▸ **WRITTEN EXERCISE**: Search the data for the string "bien" and extract every line where it appears.

_ _ _ _

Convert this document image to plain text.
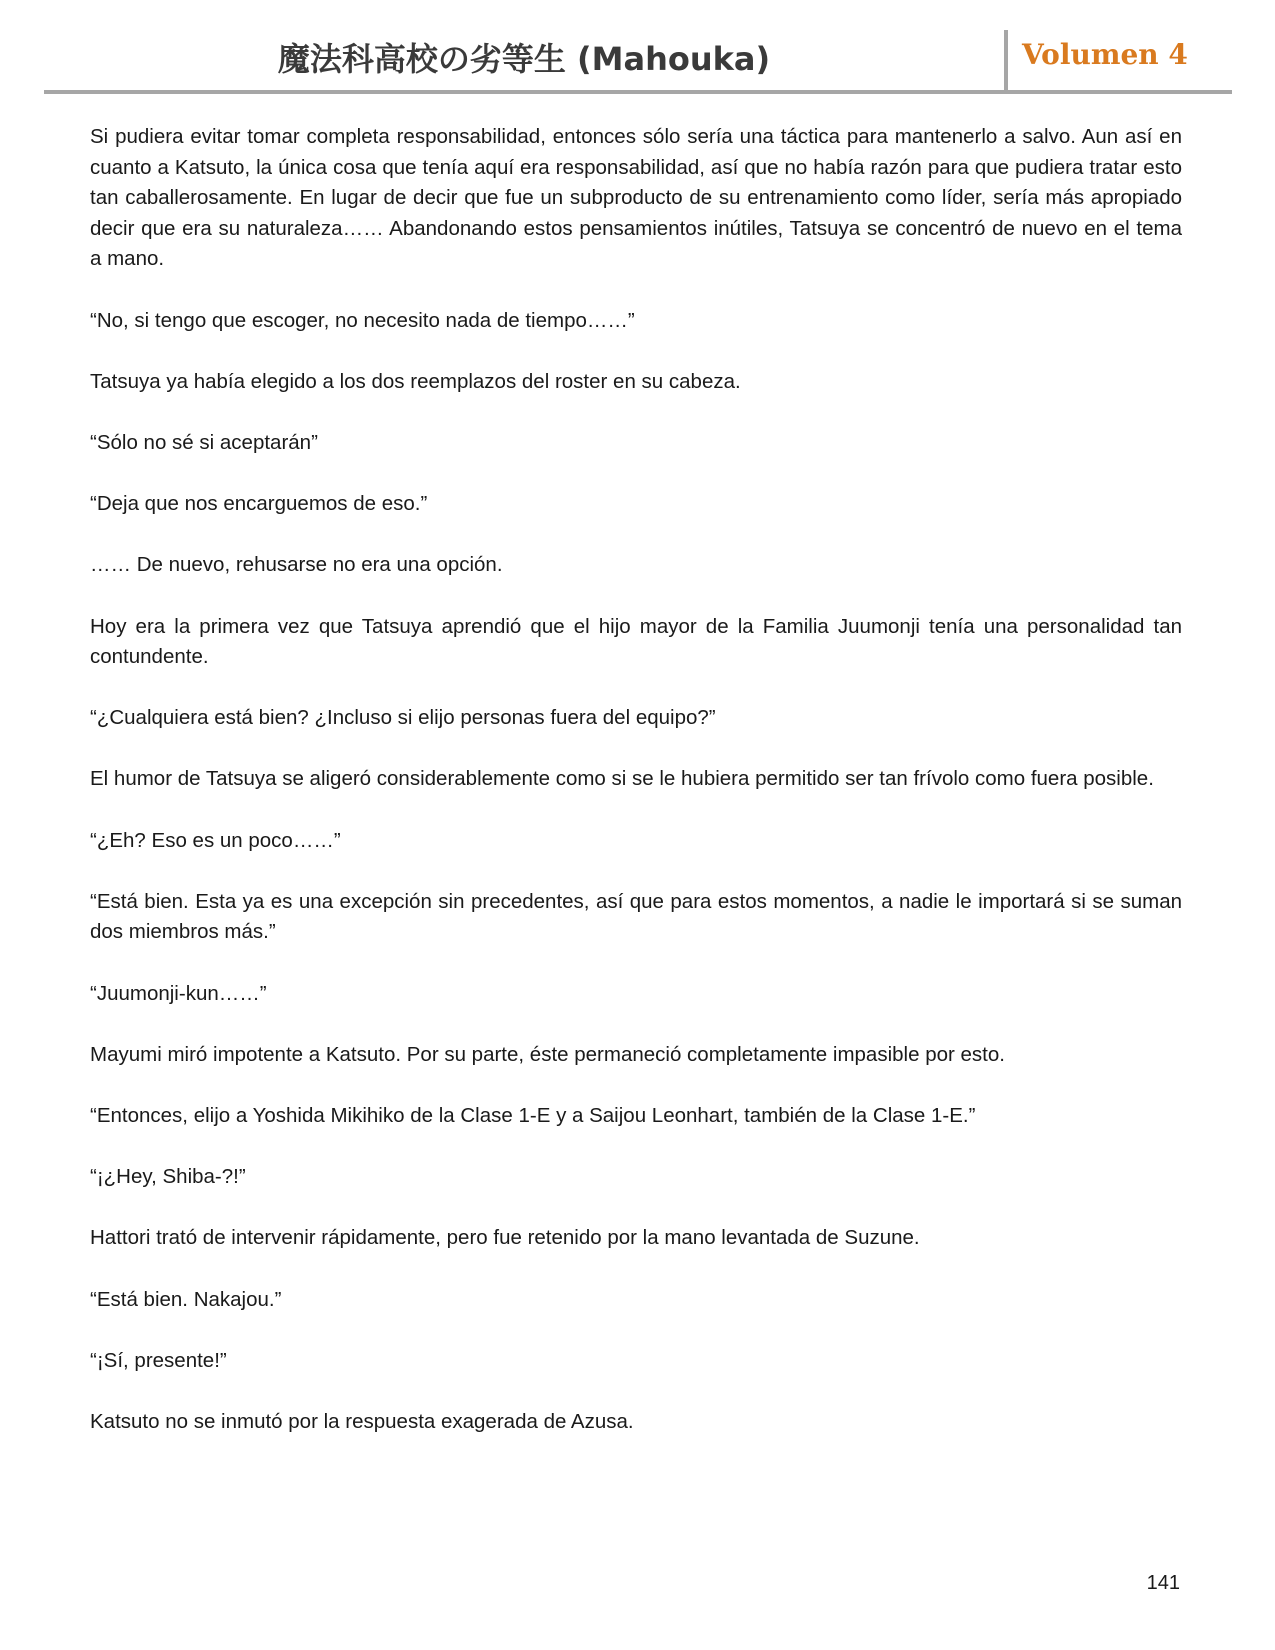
魔法科高校の劣等生 (Mahouka)	Volumen 4

Si pudiera evitar tomar completa responsabilidad, entonces sólo sería una táctica para mantenerlo a salvo. Aun así en cuanto a Katsuto, la única cosa que tenía aquí era responsabilidad, así que no había razón para que pudiera tratar esto tan caballerosamente. En lugar de decir que fue un subproducto de su entrenamiento como líder, sería más apropiado decir que era su naturaleza…… Abandonando estos pensamientos inútiles, Tatsuya se concentró de nuevo en el tema a mano.

“No, si tengo que escoger, no necesito nada de tiempo……”

Tatsuya ya había elegido a los dos reemplazos del roster en su cabeza.

“Sólo no sé si aceptarán”

“Deja que nos encarguemos de eso.”

…… De nuevo, rehusarse no era una opción.

Hoy era la primera vez que Tatsuya aprendió que el hijo mayor de la Familia Juumonji tenía una personalidad tan contundente.

“¿Cualquiera está bien? ¿Incluso si elijo personas fuera del equipo?”

El humor de Tatsuya se aligeró considerablemente como si se le hubiera permitido ser tan frívolo como fuera posible.

“¿Eh? Eso es un poco……”

“Está bien. Esta ya es una excepción sin precedentes, así que para estos momentos, a nadie le importará si se suman dos miembros más.”

“Juumonji-kun……”

Mayumi miró impotente a Katsuto. Por su parte, éste permaneció completamente impasible por esto.

“Entonces, elijo a Yoshida Mikihiko de la Clase 1-E y a Saijou Leonhart, también de la Clase 1-E.”

“¡¿Hey, Shiba-?!”

Hattori trató de intervenir rápidamente, pero fue retenido por la mano levantada de Suzune.

“Está bien. Nakajou.”

“¡Sí, presente!”

Katsuto no se inmutó por la respuesta exagerada de Azusa.

141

_ _ _ _

▸ **PROBLEM SOLUTION**:
“¿Cualquiera está bien? ¿Incluso si elijo personas fuera del equipo?”
“Está bien. Esta ya es una excepción sin precedentes, así que para estos momentos, a nadie le importará si se suman dos miembros más.”
“Está bien. Nakajou.”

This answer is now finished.